Pick out each line with the word "JSON" from the material that follows.

Begin Stored records

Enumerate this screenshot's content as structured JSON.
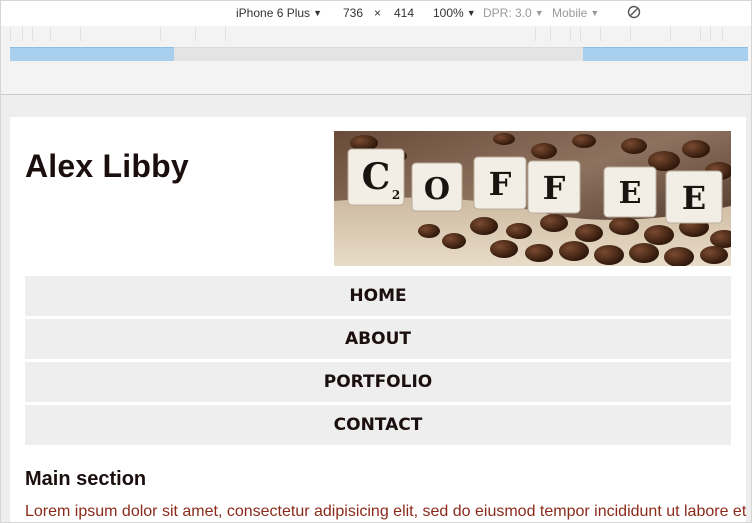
{
  "devtools": {
    "device": "iPhone 6 Plus",
    "width": "736",
    "times": "×",
    "height": "414",
    "zoom": "100%",
    "dpr": "DPR: 3.0",
    "mode": "Mobile",
    "dropdown_arrow": "▼",
    "rotate_icon": "no-touch-icon"
  },
  "media_query_bars": {
    "color": "#a9cfef",
    "track_color": "#e4e4e4"
  },
  "site": {
    "title": "Alex Libby",
    "hero_tiles": [
      "C",
      "2",
      "O",
      "F",
      "F",
      "E",
      "E"
    ],
    "nav": {
      "items": [
        {
          "label": "HOME"
        },
        {
          "label": "ABOUT"
        },
        {
          "label": "PORTFOLIO"
        },
        {
          "label": "CONTACT"
        }
      ]
    },
    "main": {
      "title": "Main section",
      "text": "Lorem ipsum dolor sit amet, consectetur adipisicing elit, sed do eiusmod tempor incididunt ut labore et"
    },
    "colors": {
      "heading": "#1b0e0e",
      "body_text": "#8b2a1a",
      "nav_bg": "#eeeeee"
    }
  }
}
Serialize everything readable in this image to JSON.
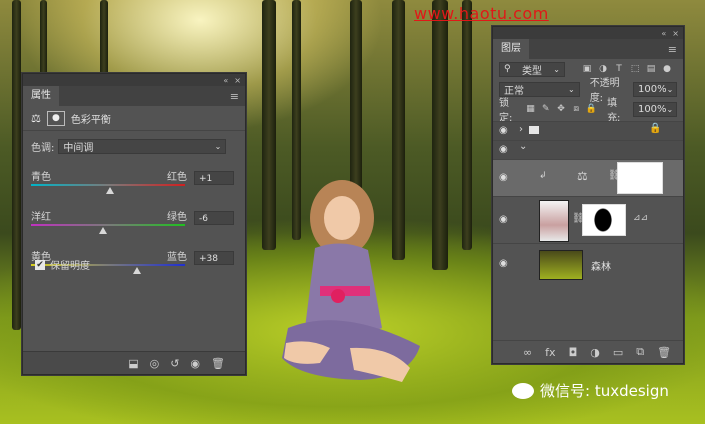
{
  "watermark": "www.haotu.com",
  "weixin": "微信号: tuxdesign",
  "properties": {
    "tab": "属性",
    "collapse": "«",
    "close": "×",
    "menu": "≡",
    "head_title": "色彩平衡",
    "tone_label": "色调:",
    "tone_value": "中间调",
    "sliders": [
      {
        "left": "青色",
        "right": "红色",
        "value": "+1",
        "pos": 0.51,
        "c1": "#00b4c8",
        "c2": "#d02020"
      },
      {
        "left": "洋红",
        "right": "绿色",
        "value": "-6",
        "pos": 0.47,
        "c1": "#c030c0",
        "c2": "#20c020"
      },
      {
        "left": "黄色",
        "right": "蓝色",
        "value": "+38",
        "pos": 0.69,
        "c1": "#d8d020",
        "c2": "#2030d0"
      }
    ],
    "preserve": "保留明度",
    "check": "✔"
  },
  "layers": {
    "tab": "图层",
    "collapse": "«",
    "close": "×",
    "menu": "≡",
    "kind": "类型",
    "blend": "正常",
    "opacity_label": "不透明度:",
    "opacity": "100%",
    "lock_label": "锁定:",
    "fill_label": "填充:",
    "fill": "100%",
    "bg_layer_name": "森林",
    "bottom_icons": [
      "∞",
      "fx",
      "◘",
      "◑",
      "▭",
      "⧉",
      "🗑"
    ]
  },
  "colors": {
    "panel": "#535353",
    "accent": "#e01818"
  }
}
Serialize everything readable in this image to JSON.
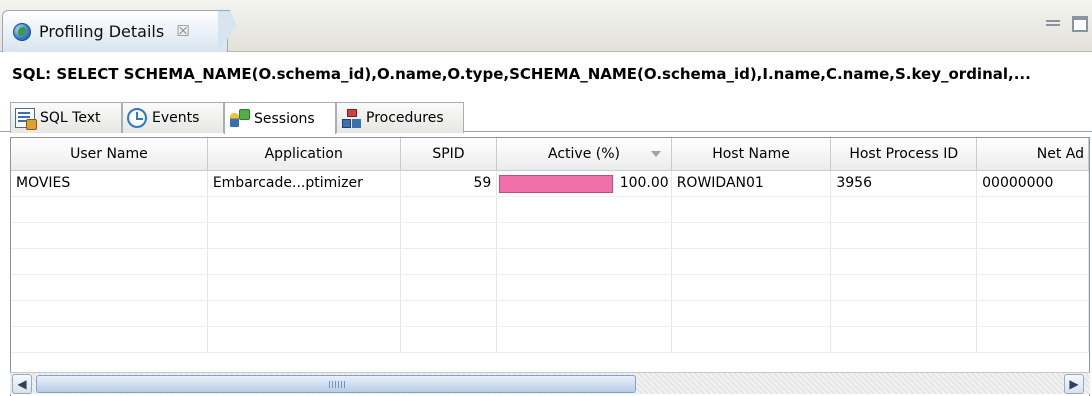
{
  "view": {
    "title": "Profiling Details",
    "close_glyph": "☒",
    "icon": "globe-icon"
  },
  "sql": {
    "text": "SQL: SELECT SCHEMA_NAME(O.schema_id),O.name,O.type,SCHEMA_NAME(O.schema_id),I.name,C.name,S.key_ordinal,..."
  },
  "tabs": [
    {
      "label": "SQL Text",
      "icon": "sql-text-icon"
    },
    {
      "label": "Events",
      "icon": "clock-icon"
    },
    {
      "label": "Sessions",
      "icon": "sessions-icon",
      "active": true
    },
    {
      "label": "Procedures",
      "icon": "procedures-icon"
    }
  ],
  "table": {
    "columns": [
      "User Name",
      "Application",
      "SPID",
      "Active (%)",
      "Host Name",
      "Host Process ID",
      "Net Ad"
    ],
    "rows": [
      {
        "user_name": "MOVIES",
        "application": "Embarcade...ptimizer",
        "spid": "59",
        "active_pct": "100.00",
        "host_name": "ROWIDAN01",
        "host_process_id": "3956",
        "net_address": "00000000"
      }
    ],
    "active_bar_color": "#ef6fa8",
    "active_fraction": 1.0,
    "empty_rows": 6
  },
  "scrollbar": {
    "left_arrow": "◀",
    "right_arrow": "▶",
    "grip": "III"
  },
  "colors": {
    "tab_gradient_top": "#ffffff",
    "tab_gradient_bottom": "#d8e4f0",
    "border": "#8c949e"
  }
}
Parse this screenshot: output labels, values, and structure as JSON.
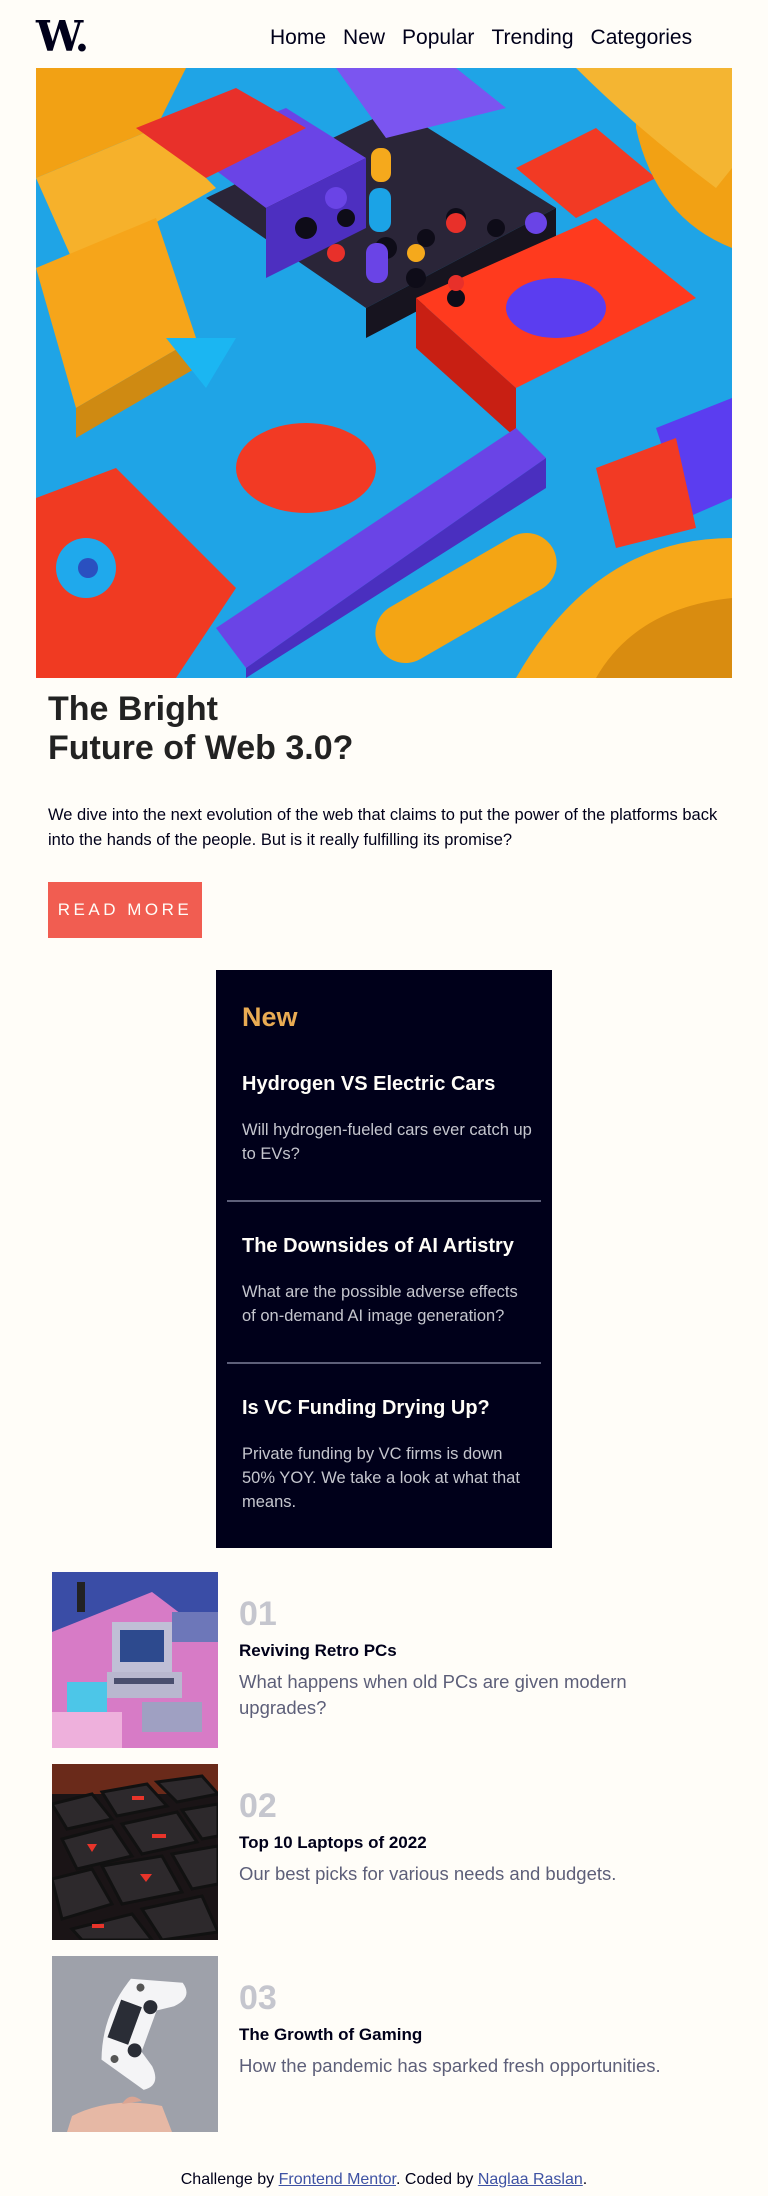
{
  "header": {
    "logo": "W.",
    "nav": [
      "Home",
      "New",
      "Popular",
      "Trending",
      "Categories"
    ]
  },
  "hero": {
    "title_line1": "The Bright",
    "title_line2": "Future of Web 3.0?",
    "description": "We dive into the next evolution of the web that claims to put the power of the platforms back into the hands of the people. But is it really fulfilling its promise?",
    "button_label": "READ MORE"
  },
  "new_section": {
    "heading": "New",
    "items": [
      {
        "title": "Hydrogen VS Electric Cars",
        "desc": "Will hydrogen-fueled cars ever catch up to EVs?"
      },
      {
        "title": "The Downsides of AI Artistry",
        "desc": "What are the possible adverse effects of on-demand AI image generation?"
      },
      {
        "title": "Is VC Funding Drying Up?",
        "desc": "Private funding by VC firms is down 50% YOY. We take a look at what that means."
      }
    ]
  },
  "trending": [
    {
      "num": "01",
      "title": "Reviving Retro PCs",
      "desc": "What happens when old PCs are given modern upgrades?"
    },
    {
      "num": "02",
      "title": "Top 10 Laptops of 2022",
      "desc": "Our best picks for various needs and budgets."
    },
    {
      "num": "03",
      "title": "The Growth of Gaming",
      "desc": "How the pandemic has sparked fresh opportunities."
    }
  ],
  "footer": {
    "prefix": "Challenge by ",
    "link1": "Frontend Mentor",
    "middle": ". Coded by ",
    "link2": "Naglaa Raslan",
    "suffix": "."
  },
  "colors": {
    "accent_red": "#f15d51",
    "accent_orange": "#e9ab53",
    "dark_navy": "#00001a",
    "cream": "#fffdf8",
    "grey_blue": "#5d5f79"
  }
}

End Stored records

▸ **Full response**
Enumerate this screenshot's content as structured JSON.
Serialize everything readable in this image to JSON.
Serialize everything readable in this image to JSON.
Parse this screenshot: output labels, values, and structure as JSON.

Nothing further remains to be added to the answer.